=== WORK REQUIRED ===
Restate each of the lines below word for word and drop every picture.

=== THE INPUT ===

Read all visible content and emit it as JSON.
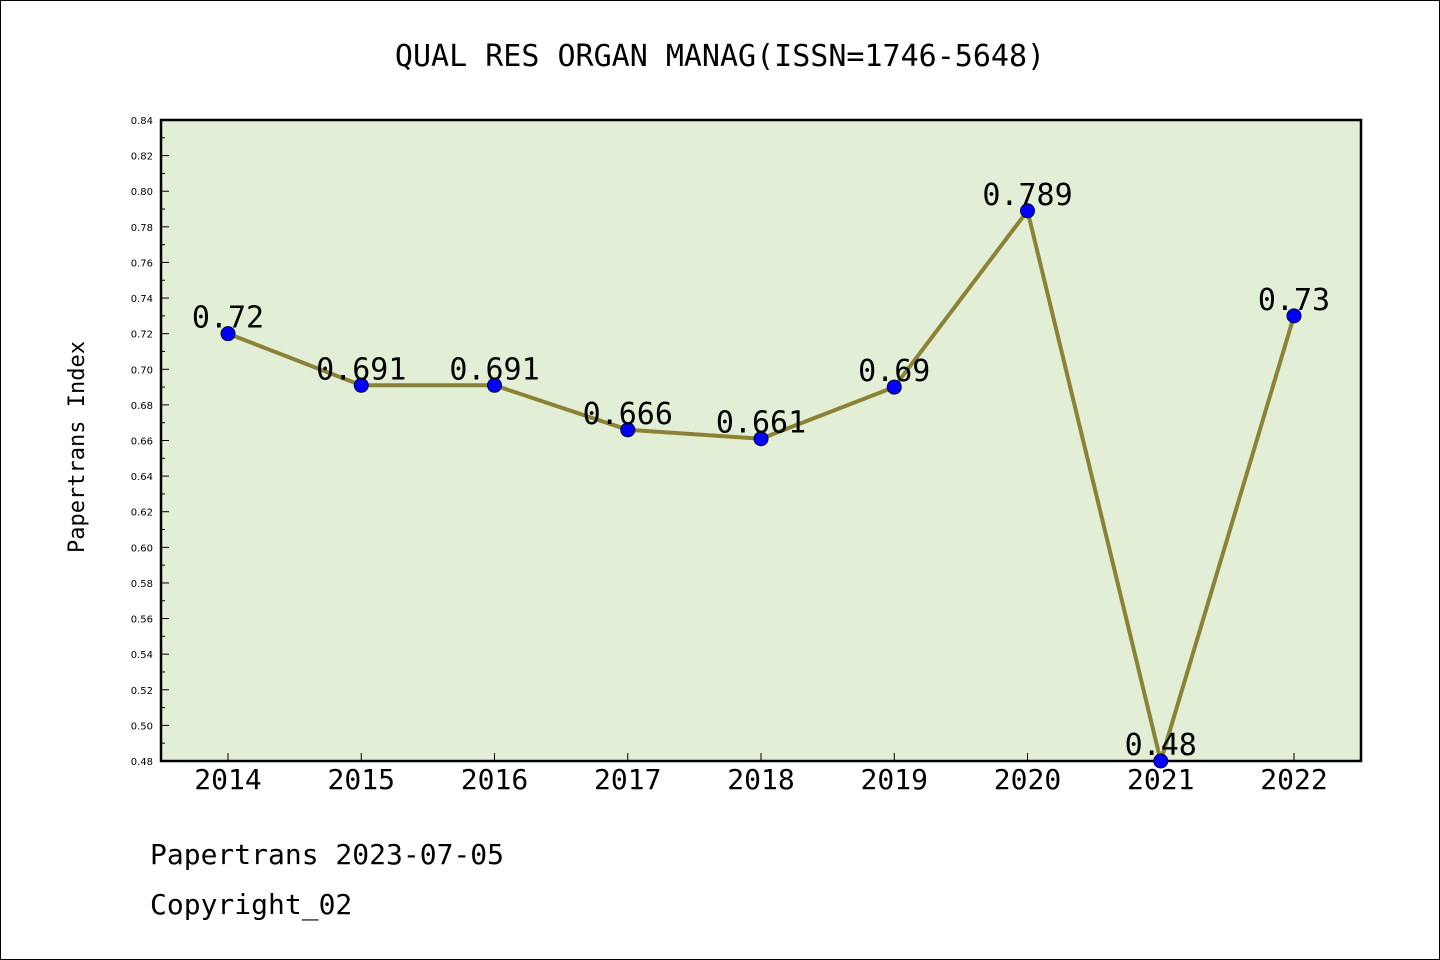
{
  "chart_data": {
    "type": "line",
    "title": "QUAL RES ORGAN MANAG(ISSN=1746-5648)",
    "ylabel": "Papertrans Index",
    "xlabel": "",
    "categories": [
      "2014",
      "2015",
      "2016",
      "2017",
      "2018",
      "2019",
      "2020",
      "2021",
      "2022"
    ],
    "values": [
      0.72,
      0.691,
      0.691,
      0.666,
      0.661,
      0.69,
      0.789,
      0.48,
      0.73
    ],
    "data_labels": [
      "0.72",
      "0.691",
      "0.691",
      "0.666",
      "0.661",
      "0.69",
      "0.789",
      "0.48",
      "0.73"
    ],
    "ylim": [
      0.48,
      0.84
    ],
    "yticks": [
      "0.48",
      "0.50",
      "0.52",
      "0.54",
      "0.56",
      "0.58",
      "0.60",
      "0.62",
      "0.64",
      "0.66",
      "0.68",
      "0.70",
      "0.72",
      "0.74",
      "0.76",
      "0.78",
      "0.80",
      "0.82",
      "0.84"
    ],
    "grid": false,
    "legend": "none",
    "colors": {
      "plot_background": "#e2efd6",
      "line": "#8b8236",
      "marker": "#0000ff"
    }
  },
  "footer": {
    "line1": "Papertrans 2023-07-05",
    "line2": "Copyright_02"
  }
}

=== RESPONSE BELOW ===
Read all visible content and emit it as JSON.
{
  "chart_data": {
    "type": "line",
    "title": "QUAL RES ORGAN MANAG(ISSN=1746-5648)",
    "ylabel": "Papertrans Index",
    "xlabel": "",
    "categories": [
      "2014",
      "2015",
      "2016",
      "2017",
      "2018",
      "2019",
      "2020",
      "2021",
      "2022"
    ],
    "values": [
      0.72,
      0.691,
      0.691,
      0.666,
      0.661,
      0.69,
      0.789,
      0.48,
      0.73
    ],
    "data_labels": [
      "0.72",
      "0.691",
      "0.691",
      "0.666",
      "0.661",
      "0.69",
      "0.789",
      "0.48",
      "0.73"
    ],
    "ylim": [
      0.48,
      0.84
    ],
    "yticks": [
      "0.48",
      "0.50",
      "0.52",
      "0.54",
      "0.56",
      "0.58",
      "0.60",
      "0.62",
      "0.64",
      "0.66",
      "0.68",
      "0.70",
      "0.72",
      "0.74",
      "0.76",
      "0.78",
      "0.80",
      "0.82",
      "0.84"
    ],
    "grid": false,
    "legend": "none",
    "colors": {
      "plot_background": "#e2efd6",
      "line": "#8b8236",
      "marker": "#0000ff"
    }
  },
  "footer": {
    "line1": "Papertrans 2023-07-05",
    "line2": "Copyright_02"
  }
}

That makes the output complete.